TASK REQUIREMENTS =
Each record below is to be copied word for word, with pictures removed.

[Structured figure records]

▽

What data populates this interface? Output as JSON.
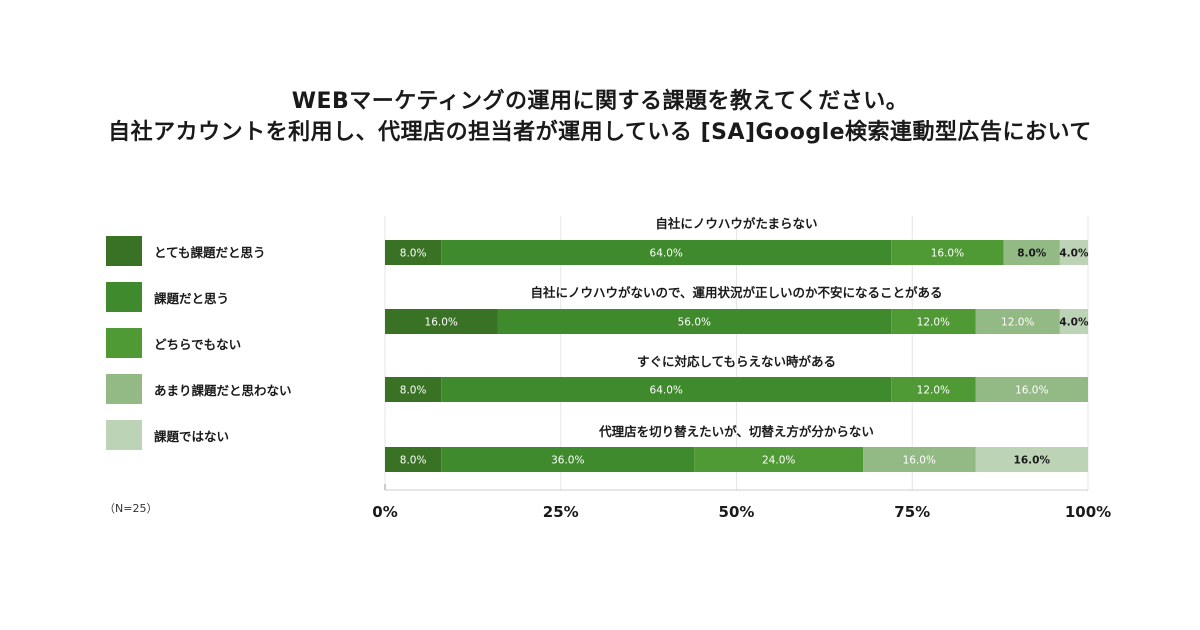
{
  "title_lines": [
    "WEBマーケティングの運用に関する課題を教えてください。",
    "自社アカウントを利用し、代理店の担当者が運用している [SA]Google検索連動型広告において"
  ],
  "sample_note": "（N=25）",
  "colors": [
    "#3a7225",
    "#3f8a2c",
    "#4f9a34",
    "#93b985",
    "#bcd3b6"
  ],
  "chart_data": {
    "type": "bar",
    "orientation": "horizontal",
    "stacked": true,
    "percent": true,
    "xlim": [
      0,
      100
    ],
    "xticks": [
      "0%",
      "25%",
      "50%",
      "75%",
      "100%"
    ],
    "legend_position": "left",
    "grid": true,
    "series": [
      {
        "name": "とても課題だと思う",
        "values": [
          8.0,
          16.0,
          8.0,
          8.0
        ]
      },
      {
        "name": "課題だと思う",
        "values": [
          64.0,
          56.0,
          64.0,
          36.0
        ]
      },
      {
        "name": "どちらでもない",
        "values": [
          16.0,
          12.0,
          12.0,
          24.0
        ]
      },
      {
        "name": "あまり課題だと思わない",
        "values": [
          8.0,
          12.0,
          16.0,
          16.0
        ]
      },
      {
        "name": "課題ではない",
        "values": [
          4.0,
          4.0,
          0,
          16.0
        ]
      }
    ],
    "categories": [
      "自社にノウハウがたまらない",
      "自社にノウハウがないので、運用状況が正しいのか不安になることがある",
      "すぐに対応してもらえない時がある",
      "代理店を切り替えたいが、切替え方が分からない"
    ],
    "value_labels": [
      [
        "8.0%",
        "64.0%",
        "16.0%",
        "8.0%",
        "4.0%"
      ],
      [
        "16.0%",
        "56.0%",
        "12.0%",
        "12.0%",
        "4.0%"
      ],
      [
        "8.0%",
        "64.0%",
        "12.0%",
        "16.0%",
        ""
      ],
      [
        "8.0%",
        "36.0%",
        "24.0%",
        "16.0%",
        "16.0%"
      ]
    ]
  }
}
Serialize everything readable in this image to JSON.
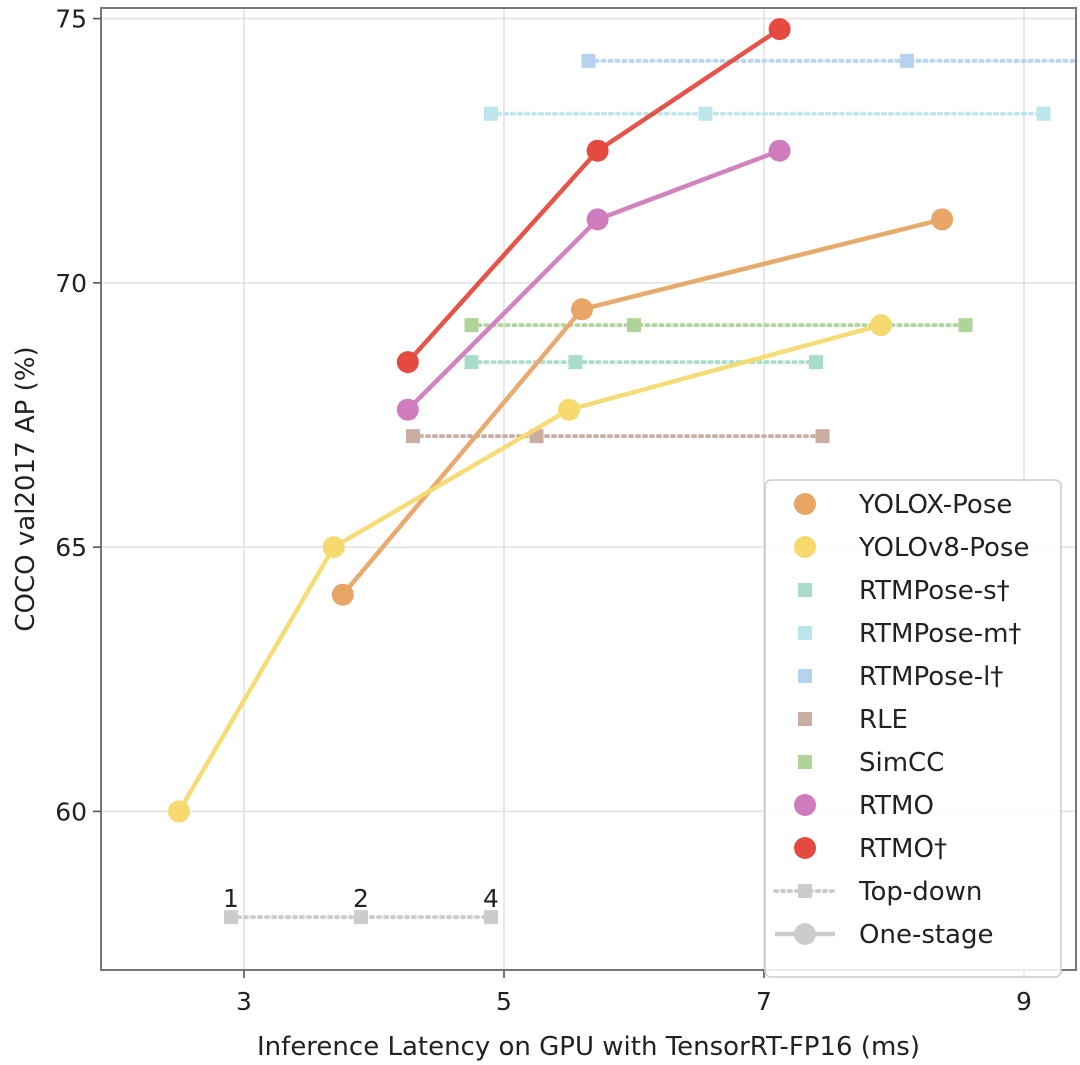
{
  "chart_data": {
    "type": "line",
    "title": "",
    "xlabel": "Inference Latency on GPU with TensorRT-FP16 (ms)",
    "ylabel": "COCO val2017 AP (%)",
    "xlim": [
      1.9,
      9.4
    ],
    "ylim": [
      57.0,
      75.2
    ],
    "xticks": [
      3,
      5,
      7,
      9
    ],
    "yticks": [
      60,
      65,
      70,
      75
    ],
    "grid": true,
    "legend_position": "lower-right",
    "series": [
      {
        "name": "YOLOX-Pose",
        "kind": "one-stage",
        "color": "#e8a565",
        "points": [
          [
            3.76,
            64.1
          ],
          [
            5.6,
            69.5
          ],
          [
            8.37,
            71.2
          ]
        ]
      },
      {
        "name": "YOLOv8-Pose",
        "kind": "one-stage",
        "color": "#f6da6f",
        "points": [
          [
            2.5,
            60.0
          ],
          [
            3.69,
            65.0
          ],
          [
            5.5,
            67.6
          ],
          [
            7.9,
            69.2
          ]
        ]
      },
      {
        "name": "RTMPose-s†",
        "kind": "top-down",
        "color": "#a8dccb",
        "points": [
          [
            4.75,
            68.5
          ],
          [
            5.55,
            68.5
          ],
          [
            7.4,
            68.5
          ]
        ]
      },
      {
        "name": "RTMPose-m†",
        "kind": "top-down",
        "color": "#bde5ec",
        "points": [
          [
            4.9,
            73.2
          ],
          [
            6.55,
            73.2
          ],
          [
            9.15,
            73.2
          ]
        ]
      },
      {
        "name": "RTMPose-l†",
        "kind": "top-down",
        "color": "#b5d3ef",
        "points": [
          [
            5.65,
            74.2
          ],
          [
            8.1,
            74.2
          ],
          [
            9.5,
            74.2
          ]
        ]
      },
      {
        "name": "RLE",
        "kind": "top-down",
        "color": "#c8ada0",
        "points": [
          [
            4.3,
            67.1
          ],
          [
            5.25,
            67.1
          ],
          [
            7.45,
            67.1
          ]
        ]
      },
      {
        "name": "SimCC",
        "kind": "top-down",
        "color": "#afd49a",
        "points": [
          [
            4.75,
            69.2
          ],
          [
            6.0,
            69.2
          ],
          [
            8.55,
            69.2
          ]
        ]
      },
      {
        "name": "RTMO",
        "kind": "one-stage",
        "color": "#cf7cbc",
        "points": [
          [
            4.26,
            67.6
          ],
          [
            5.72,
            71.2
          ],
          [
            7.12,
            72.5
          ]
        ]
      },
      {
        "name": "RTMO†",
        "kind": "one-stage",
        "color": "#e44a3f",
        "points": [
          [
            4.26,
            68.5
          ],
          [
            5.72,
            72.5
          ],
          [
            7.12,
            74.8
          ]
        ]
      }
    ],
    "annotations": [
      {
        "text": "1",
        "x": 2.9,
        "y": 58.0
      },
      {
        "text": "2",
        "x": 3.9,
        "y": 58.0
      },
      {
        "text": "4",
        "x": 4.9,
        "y": 58.0
      }
    ],
    "annotation_line": {
      "color": "#cccccc",
      "points": [
        [
          2.9,
          58.0
        ],
        [
          3.9,
          58.0
        ],
        [
          4.9,
          58.0
        ]
      ]
    },
    "legend": {
      "items": [
        "YOLOX-Pose",
        "YOLOv8-Pose",
        "RTMPose-s†",
        "RTMPose-m†",
        "RTMPose-l†",
        "RLE",
        "SimCC",
        "RTMO",
        "RTMO†"
      ],
      "style_items": [
        {
          "label": "Top-down",
          "kind": "top-down",
          "color": "#cccccc"
        },
        {
          "label": "One-stage",
          "kind": "one-stage",
          "color": "#cccccc"
        }
      ]
    }
  }
}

△

RESULT =
What data populates this interface? Output as JSON.
{
  "title_lines": [
    "WEBマーケティングの運用に関する課題を教えてください。",
    "自社アカウントを利用し、代理店の担当者が運用している [SA]Google検索連動型広告において"
  ],
  "sample_note": "（N=25）",
  "colors": [
    "#3a7225",
    "#3f8a2c",
    "#4f9a34",
    "#93b985",
    "#bcd3b6"
  ],
  "chart_data": {
    "type": "bar",
    "orientation": "horizontal",
    "stacked": true,
    "percent": true,
    "xlim": [
      0,
      100
    ],
    "xticks": [
      "0%",
      "25%",
      "50%",
      "75%",
      "100%"
    ],
    "legend_position": "left",
    "grid": true,
    "series": [
      {
        "name": "とても課題だと思う",
        "values": [
          8.0,
          16.0,
          8.0,
          8.0
        ]
      },
      {
        "name": "課題だと思う",
        "values": [
          64.0,
          56.0,
          64.0,
          36.0
        ]
      },
      {
        "name": "どちらでもない",
        "values": [
          16.0,
          12.0,
          12.0,
          24.0
        ]
      },
      {
        "name": "あまり課題だと思わない",
        "values": [
          8.0,
          12.0,
          16.0,
          16.0
        ]
      },
      {
        "name": "課題ではない",
        "values": [
          4.0,
          4.0,
          0,
          16.0
        ]
      }
    ],
    "categories": [
      "自社にノウハウがたまらない",
      "自社にノウハウがないので、運用状況が正しいのか不安になることがある",
      "すぐに対応してもらえない時がある",
      "代理店を切り替えたいが、切替え方が分からない"
    ],
    "value_labels": [
      [
        "8.0%",
        "64.0%",
        "16.0%",
        "8.0%",
        "4.0%"
      ],
      [
        "16.0%",
        "56.0%",
        "12.0%",
        "12.0%",
        "4.0%"
      ],
      [
        "8.0%",
        "64.0%",
        "12.0%",
        "16.0%",
        ""
      ],
      [
        "8.0%",
        "36.0%",
        "24.0%",
        "16.0%",
        "16.0%"
      ]
    ]
  }
}
Serialize everything readable in this image to JSON.
{
  "chart_data": {
    "type": "line",
    "title": "",
    "xlabel": "Inference Latency on GPU with TensorRT-FP16 (ms)",
    "ylabel": "COCO val2017 AP (%)",
    "xlim": [
      1.9,
      9.4
    ],
    "ylim": [
      57.0,
      75.2
    ],
    "xticks": [
      3,
      5,
      7,
      9
    ],
    "yticks": [
      60,
      65,
      70,
      75
    ],
    "grid": true,
    "legend_position": "lower-right",
    "series": [
      {
        "name": "YOLOX-Pose",
        "kind": "one-stage",
        "color": "#e8a565",
        "points": [
          [
            3.76,
            64.1
          ],
          [
            5.6,
            69.5
          ],
          [
            8.37,
            71.2
          ]
        ]
      },
      {
        "name": "YOLOv8-Pose",
        "kind": "one-stage",
        "color": "#f6da6f",
        "points": [
          [
            2.5,
            60.0
          ],
          [
            3.69,
            65.0
          ],
          [
            5.5,
            67.6
          ],
          [
            7.9,
            69.2
          ]
        ]
      },
      {
        "name": "RTMPose-s†",
        "kind": "top-down",
        "color": "#a8dccb",
        "points": [
          [
            4.75,
            68.5
          ],
          [
            5.55,
            68.5
          ],
          [
            7.4,
            68.5
          ]
        ]
      },
      {
        "name": "RTMPose-m†",
        "kind": "top-down",
        "color": "#bde5ec",
        "points": [
          [
            4.9,
            73.2
          ],
          [
            6.55,
            73.2
          ],
          [
            9.15,
            73.2
          ]
        ]
      },
      {
        "name": "RTMPose-l†",
        "kind": "top-down",
        "color": "#b5d3ef",
        "points": [
          [
            5.65,
            74.2
          ],
          [
            8.1,
            74.2
          ],
          [
            9.5,
            74.2
          ]
        ]
      },
      {
        "name": "RLE",
        "kind": "top-down",
        "color": "#c8ada0",
        "points": [
          [
            4.3,
            67.1
          ],
          [
            5.25,
            67.1
          ],
          [
            7.45,
            67.1
          ]
        ]
      },
      {
        "name": "SimCC",
        "kind": "top-down",
        "color": "#afd49a",
        "points": [
          [
            4.75,
            69.2
          ],
          [
            6.0,
            69.2
          ],
          [
            8.55,
            69.2
          ]
        ]
      },
      {
        "name": "RTMO",
        "kind": "one-stage",
        "color": "#cf7cbc",
        "points": [
          [
            4.26,
            67.6
          ],
          [
            5.72,
            71.2
          ],
          [
            7.12,
            72.5
          ]
        ]
      },
      {
        "name": "RTMO†",
        "kind": "one-stage",
        "color": "#e44a3f",
        "points": [
          [
            4.26,
            68.5
          ],
          [
            5.72,
            72.5
          ],
          [
            7.12,
            74.8
          ]
        ]
      }
    ],
    "annotations": [
      {
        "text": "1",
        "x": 2.9,
        "y": 58.0
      },
      {
        "text": "2",
        "x": 3.9,
        "y": 58.0
      },
      {
        "text": "4",
        "x": 4.9,
        "y": 58.0
      }
    ],
    "annotation_line": {
      "color": "#cccccc",
      "points": [
        [
          2.9,
          58.0
        ],
        [
          3.9,
          58.0
        ],
        [
          4.9,
          58.0
        ]
      ]
    },
    "legend": {
      "items": [
        "YOLOX-Pose",
        "YOLOv8-Pose",
        "RTMPose-s†",
        "RTMPose-m†",
        "RTMPose-l†",
        "RLE",
        "SimCC",
        "RTMO",
        "RTMO†"
      ],
      "style_items": [
        {
          "label": "Top-down",
          "kind": "top-down",
          "color": "#cccccc"
        },
        {
          "label": "One-stage",
          "kind": "one-stage",
          "color": "#cccccc"
        }
      ]
    }
  }
}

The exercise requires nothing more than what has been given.